- [Records provided]
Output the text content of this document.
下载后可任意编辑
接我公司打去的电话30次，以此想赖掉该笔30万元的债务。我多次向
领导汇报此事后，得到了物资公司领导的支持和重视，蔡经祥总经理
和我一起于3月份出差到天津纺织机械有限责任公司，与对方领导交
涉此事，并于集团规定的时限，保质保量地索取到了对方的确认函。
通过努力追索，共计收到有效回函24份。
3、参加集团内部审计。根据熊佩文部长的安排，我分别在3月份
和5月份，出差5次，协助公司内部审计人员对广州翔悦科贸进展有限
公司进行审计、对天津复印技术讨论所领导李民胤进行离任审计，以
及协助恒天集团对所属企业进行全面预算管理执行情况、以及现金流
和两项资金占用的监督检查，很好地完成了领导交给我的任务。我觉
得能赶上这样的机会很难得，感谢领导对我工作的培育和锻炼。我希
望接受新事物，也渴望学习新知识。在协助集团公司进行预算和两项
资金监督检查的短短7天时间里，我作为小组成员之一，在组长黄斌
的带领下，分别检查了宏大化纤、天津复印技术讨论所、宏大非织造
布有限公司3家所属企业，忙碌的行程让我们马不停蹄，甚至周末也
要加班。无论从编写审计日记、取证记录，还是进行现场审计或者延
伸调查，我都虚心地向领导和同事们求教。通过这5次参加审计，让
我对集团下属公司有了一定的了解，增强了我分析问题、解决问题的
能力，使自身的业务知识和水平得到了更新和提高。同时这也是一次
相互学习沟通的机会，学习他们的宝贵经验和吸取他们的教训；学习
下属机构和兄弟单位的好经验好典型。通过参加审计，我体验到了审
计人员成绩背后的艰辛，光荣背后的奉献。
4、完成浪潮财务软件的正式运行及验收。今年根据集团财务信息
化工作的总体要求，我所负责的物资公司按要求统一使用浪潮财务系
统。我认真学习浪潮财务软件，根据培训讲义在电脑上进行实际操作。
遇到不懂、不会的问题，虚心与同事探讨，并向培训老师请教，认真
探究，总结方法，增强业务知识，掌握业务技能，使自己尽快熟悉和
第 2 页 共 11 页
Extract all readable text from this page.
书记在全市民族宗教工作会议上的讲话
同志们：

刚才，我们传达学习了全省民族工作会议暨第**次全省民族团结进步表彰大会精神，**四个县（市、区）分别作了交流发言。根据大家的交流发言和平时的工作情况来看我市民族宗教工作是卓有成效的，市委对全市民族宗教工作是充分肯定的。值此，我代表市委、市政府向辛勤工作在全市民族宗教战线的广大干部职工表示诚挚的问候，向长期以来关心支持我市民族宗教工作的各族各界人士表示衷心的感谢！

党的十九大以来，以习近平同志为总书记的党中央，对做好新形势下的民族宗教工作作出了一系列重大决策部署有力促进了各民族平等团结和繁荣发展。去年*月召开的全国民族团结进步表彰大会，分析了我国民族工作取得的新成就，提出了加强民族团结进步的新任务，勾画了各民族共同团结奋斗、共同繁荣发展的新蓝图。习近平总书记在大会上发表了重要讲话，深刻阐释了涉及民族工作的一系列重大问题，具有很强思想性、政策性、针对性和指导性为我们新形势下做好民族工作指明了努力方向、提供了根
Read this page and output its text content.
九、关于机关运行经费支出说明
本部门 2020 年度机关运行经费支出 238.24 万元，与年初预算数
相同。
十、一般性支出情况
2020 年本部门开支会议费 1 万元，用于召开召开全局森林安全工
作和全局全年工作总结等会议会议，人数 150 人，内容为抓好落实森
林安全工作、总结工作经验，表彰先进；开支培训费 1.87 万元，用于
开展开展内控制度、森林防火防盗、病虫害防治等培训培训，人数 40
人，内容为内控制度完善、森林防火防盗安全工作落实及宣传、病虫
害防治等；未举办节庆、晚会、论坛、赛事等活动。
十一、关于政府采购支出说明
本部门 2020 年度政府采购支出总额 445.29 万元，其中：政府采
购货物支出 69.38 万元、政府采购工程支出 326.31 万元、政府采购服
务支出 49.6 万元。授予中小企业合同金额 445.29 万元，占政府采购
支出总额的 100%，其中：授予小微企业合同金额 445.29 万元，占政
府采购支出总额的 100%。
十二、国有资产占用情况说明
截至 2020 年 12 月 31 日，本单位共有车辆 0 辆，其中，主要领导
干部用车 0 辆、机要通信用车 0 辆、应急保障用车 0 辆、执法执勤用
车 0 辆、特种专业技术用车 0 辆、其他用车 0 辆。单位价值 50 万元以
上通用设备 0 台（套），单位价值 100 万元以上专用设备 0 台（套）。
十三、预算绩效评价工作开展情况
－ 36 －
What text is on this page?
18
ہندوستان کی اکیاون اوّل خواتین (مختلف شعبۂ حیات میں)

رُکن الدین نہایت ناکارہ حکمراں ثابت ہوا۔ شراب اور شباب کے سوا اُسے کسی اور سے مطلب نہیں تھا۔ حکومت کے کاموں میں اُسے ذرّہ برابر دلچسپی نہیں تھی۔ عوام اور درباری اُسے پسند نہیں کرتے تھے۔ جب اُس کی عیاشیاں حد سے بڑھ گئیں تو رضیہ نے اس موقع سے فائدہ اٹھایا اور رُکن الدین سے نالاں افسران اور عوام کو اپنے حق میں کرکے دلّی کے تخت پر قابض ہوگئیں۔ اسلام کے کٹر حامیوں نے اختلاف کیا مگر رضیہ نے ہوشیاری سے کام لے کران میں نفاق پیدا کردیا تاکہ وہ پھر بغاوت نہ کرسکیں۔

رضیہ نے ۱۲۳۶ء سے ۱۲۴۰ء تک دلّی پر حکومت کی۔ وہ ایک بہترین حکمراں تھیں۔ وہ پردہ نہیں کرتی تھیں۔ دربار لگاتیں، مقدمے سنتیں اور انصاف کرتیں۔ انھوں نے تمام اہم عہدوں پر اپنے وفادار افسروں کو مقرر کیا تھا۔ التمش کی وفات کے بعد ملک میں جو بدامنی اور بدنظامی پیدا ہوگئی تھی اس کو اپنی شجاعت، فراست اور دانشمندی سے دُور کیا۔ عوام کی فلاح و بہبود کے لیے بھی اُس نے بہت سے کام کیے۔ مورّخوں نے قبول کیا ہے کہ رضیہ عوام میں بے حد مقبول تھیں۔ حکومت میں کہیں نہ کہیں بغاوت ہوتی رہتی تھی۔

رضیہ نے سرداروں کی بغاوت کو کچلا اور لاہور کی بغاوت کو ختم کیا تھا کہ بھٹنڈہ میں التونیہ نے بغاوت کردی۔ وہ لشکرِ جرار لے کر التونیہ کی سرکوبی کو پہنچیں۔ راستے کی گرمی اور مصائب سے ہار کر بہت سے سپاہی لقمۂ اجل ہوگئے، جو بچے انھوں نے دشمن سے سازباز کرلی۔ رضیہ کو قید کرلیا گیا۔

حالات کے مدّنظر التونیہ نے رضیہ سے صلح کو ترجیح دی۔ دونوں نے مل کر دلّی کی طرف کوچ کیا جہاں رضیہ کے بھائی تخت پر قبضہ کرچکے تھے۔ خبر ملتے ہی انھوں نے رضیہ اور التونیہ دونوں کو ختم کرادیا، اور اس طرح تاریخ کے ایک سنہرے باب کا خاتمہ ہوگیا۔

- [What to do] All of the entries must be written out exactly as they stand.

- [Result for this task]
Output the text content of this document.
下载后可任意编辑
接我公司打去的电话30次，以此想赖掉该笔30万元的债务。我多次向
领导汇报此事后，得到了物资公司领导的支持和重视，蔡经祥总经理
和我一起于3月份出差到天津纺织机械有限责任公司，与对方领导交
涉此事，并于集团规定的时限，保质保量地索取到了对方的确认函。
通过努力追索，共计收到有效回函24份。
3、参加集团内部审计。根据熊佩文部长的安排，我分别在3月份
和5月份，出差5次，协助公司内部审计人员对广州翔悦科贸进展有限
公司进行审计、对天津复印技术讨论所领导李民胤进行离任审计，以
及协助恒天集团对所属企业进行全面预算管理执行情况、以及现金流
和两项资金占用的监督检查，很好地完成了领导交给我的任务。我觉
得能赶上这样的机会很难得，感谢领导对我工作的培育和锻炼。我希
望接受新事物，也渴望学习新知识。在协助集团公司进行预算和两项
资金监督检查的短短7天时间里，我作为小组成员之一，在组长黄斌
的带领下，分别检查了宏大化纤、天津复印技术讨论所、宏大非织造
布有限公司3家所属企业，忙碌的行程让我们马不停蹄，甚至周末也
要加班。无论从编写审计日记、取证记录，还是进行现场审计或者延
伸调查，我都虚心地向领导和同事们求教。通过这5次参加审计，让
我对集团下属公司有了一定的了解，增强了我分析问题、解决问题的
能力，使自身的业务知识和水平得到了更新和提高。同时这也是一次
相互学习沟通的机会，学习他们的宝贵经验和吸取他们的教训；学习
下属机构和兄弟单位的好经验好典型。通过参加审计，我体验到了审
计人员成绩背后的艰辛，光荣背后的奉献。
4、完成浪潮财务软件的正式运行及验收。今年根据集团财务信息
化工作的总体要求，我所负责的物资公司按要求统一使用浪潮财务系
统。我认真学习浪潮财务软件，根据培训讲义在电脑上进行实际操作。
遇到不懂、不会的问题，虚心与同事探讨，并向培训老师请教，认真
探究，总结方法，增强业务知识，掌握业务技能，使自己尽快熟悉和
第 2 页 共 11 页
Extract all readable text from this page.
书记在全市民族宗教工作会议上的讲话
同志们：

刚才，我们传达学习了全省民族工作会议暨第**次全省民族团结进步表彰大会精神，**四个县（市、区）分别作了交流发言。根据大家的交流发言和平时的工作情况来看我市民族宗教工作是卓有成效的，市委对全市民族宗教工作是充分肯定的。值此，我代表市委、市政府向辛勤工作在全市民族宗教战线的广大干部职工表示诚挚的问候，向长期以来关心支持我市民族宗教工作的各族各界人士表示衷心的感谢！

党的十九大以来，以习近平同志为总书记的党中央，对做好新形势下的民族宗教工作作出了一系列重大决策部署有力促进了各民族平等团结和繁荣发展。去年*月召开的全国民族团结进步表彰大会，分析了我国民族工作取得的新成就，提出了加强民族团结进步的新任务，勾画了各民族共同团结奋斗、共同繁荣发展的新蓝图。习近平总书记在大会上发表了重要讲话，深刻阐释了涉及民族工作的一系列重大问题，具有很强思想性、政策性、针对性和指导性为我们新形势下做好民族工作指明了努力方向、提供了根
Read this page and output its text content.
九、关于机关运行经费支出说明
本部门 2020 年度机关运行经费支出 238.24 万元，与年初预算数
相同。
十、一般性支出情况
2020 年本部门开支会议费 1 万元，用于召开召开全局森林安全工
作和全局全年工作总结等会议会议，人数 150 人，内容为抓好落实森
林安全工作、总结工作经验，表彰先进；开支培训费 1.87 万元，用于
开展开展内控制度、森林防火防盗、病虫害防治等培训培训，人数 40
人，内容为内控制度完善、森林防火防盗安全工作落实及宣传、病虫
害防治等；未举办节庆、晚会、论坛、赛事等活动。
十一、关于政府采购支出说明
本部门 2020 年度政府采购支出总额 445.29 万元，其中：政府采
购货物支出 69.38 万元、政府采购工程支出 326.31 万元、政府采购服
务支出 49.6 万元。授予中小企业合同金额 445.29 万元，占政府采购
支出总额的 100%，其中：授予小微企业合同金额 445.29 万元，占政
府采购支出总额的 100%。
十二、国有资产占用情况说明
截至 2020 年 12 月 31 日，本单位共有车辆 0 辆，其中，主要领导
干部用车 0 辆、机要通信用车 0 辆、应急保障用车 0 辆、执法执勤用
车 0 辆、特种专业技术用车 0 辆、其他用车 0 辆。单位价值 50 万元以
上通用设备 0 台（套），单位价值 100 万元以上专用设备 0 台（套）。
十三、预算绩效评价工作开展情况
－ 36 －
What text is on this page?
18
ہندوستان کی اکیاون اوّل خواتین (مختلف شعبۂ حیات میں)

رُکن الدین نہایت ناکارہ حکمراں ثابت ہوا۔ شراب اور شباب کے سوا اُسے کسی اور سے مطلب نہیں تھا۔ حکومت کے کاموں میں اُسے ذرّہ برابر دلچسپی نہیں تھی۔ عوام اور درباری اُسے پسند نہیں کرتے تھے۔ جب اُس کی عیاشیاں حد سے بڑھ گئیں تو رضیہ نے اس موقع سے فائدہ اٹھایا اور رُکن الدین سے نالاں افسران اور عوام کو اپنے حق میں کرکے دلّی کے تخت پر قابض ہوگئیں۔ اسلام کے کٹر حامیوں نے اختلاف کیا مگر رضیہ نے ہوشیاری سے کام لے کران میں نفاق پیدا کردیا تاکہ وہ پھر بغاوت نہ کرسکیں۔

رضیہ نے ۱۲۳۶ء سے ۱۲۴۰ء تک دلّی پر حکومت کی۔ وہ ایک بہترین حکمراں تھیں۔ وہ پردہ نہیں کرتی تھیں۔ دربار لگاتیں، مقدمے سنتیں اور انصاف کرتیں۔ انھوں نے تمام اہم عہدوں پر اپنے وفادار افسروں کو مقرر کیا تھا۔ التمش کی وفات کے بعد ملک میں جو بدامنی اور بدنظامی پیدا ہوگئی تھی اس کو اپنی شجاعت، فراست اور دانشمندی سے دُور کیا۔ عوام کی فلاح و بہبود کے لیے بھی اُس نے بہت سے کام کیے۔ مورّخوں نے قبول کیا ہے کہ رضیہ عوام میں بے حد مقبول تھیں۔ حکومت میں کہیں نہ کہیں بغاوت ہوتی رہتی تھی۔

رضیہ نے سرداروں کی بغاوت کو کچلا اور لاہور کی بغاوت کو ختم کیا تھا کہ بھٹنڈہ میں التونیہ نے بغاوت کردی۔ وہ لشکرِ جرار لے کر التونیہ کی سرکوبی کو پہنچیں۔ راستے کی گرمی اور مصائب سے ہار کر بہت سے سپاہی لقمۂ اجل ہوگئے، جو بچے انھوں نے دشمن سے سازباز کرلی۔ رضیہ کو قید کرلیا گیا۔

حالات کے مدّنظر التونیہ نے رضیہ سے صلح کو ترجیح دی۔ دونوں نے مل کر دلّی کی طرف کوچ کیا جہاں رضیہ کے بھائی تخت پر قبضہ کرچکے تھے۔ خبر ملتے ہی انھوں نے رضیہ اور التونیہ دونوں کو ختم کرادیا، اور اس طرح تاریخ کے ایک سنہرے باب کا خاتمہ ہوگیا۔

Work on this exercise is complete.